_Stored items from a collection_
^^^^^^^^^^^^^^^^

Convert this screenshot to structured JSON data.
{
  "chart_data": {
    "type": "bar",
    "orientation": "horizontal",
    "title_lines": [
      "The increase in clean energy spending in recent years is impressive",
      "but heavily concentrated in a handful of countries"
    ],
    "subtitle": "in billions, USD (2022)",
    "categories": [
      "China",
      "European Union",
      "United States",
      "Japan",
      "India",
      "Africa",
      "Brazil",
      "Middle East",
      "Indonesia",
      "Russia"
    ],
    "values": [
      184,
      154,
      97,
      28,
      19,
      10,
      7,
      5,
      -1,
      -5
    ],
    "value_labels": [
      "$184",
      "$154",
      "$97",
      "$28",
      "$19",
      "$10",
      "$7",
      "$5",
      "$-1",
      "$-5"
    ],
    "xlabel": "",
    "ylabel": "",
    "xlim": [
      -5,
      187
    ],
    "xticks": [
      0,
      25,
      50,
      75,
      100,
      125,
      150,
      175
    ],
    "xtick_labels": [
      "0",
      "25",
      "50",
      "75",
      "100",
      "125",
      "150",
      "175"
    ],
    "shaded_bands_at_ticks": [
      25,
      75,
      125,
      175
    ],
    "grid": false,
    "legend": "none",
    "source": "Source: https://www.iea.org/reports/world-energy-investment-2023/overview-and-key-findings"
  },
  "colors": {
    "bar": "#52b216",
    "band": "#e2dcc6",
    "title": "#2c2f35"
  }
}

^^^^^^^^^^^^^^^^

_Stated goal_
Search the records above for "energy". Copy each line where it is found.

_Solution below_
      "The increase in clean energy spending in recent years is impressive",
    "source": "Source: https://www.iea.org/reports/world-energy-investment-2023/overview-and-key-findings"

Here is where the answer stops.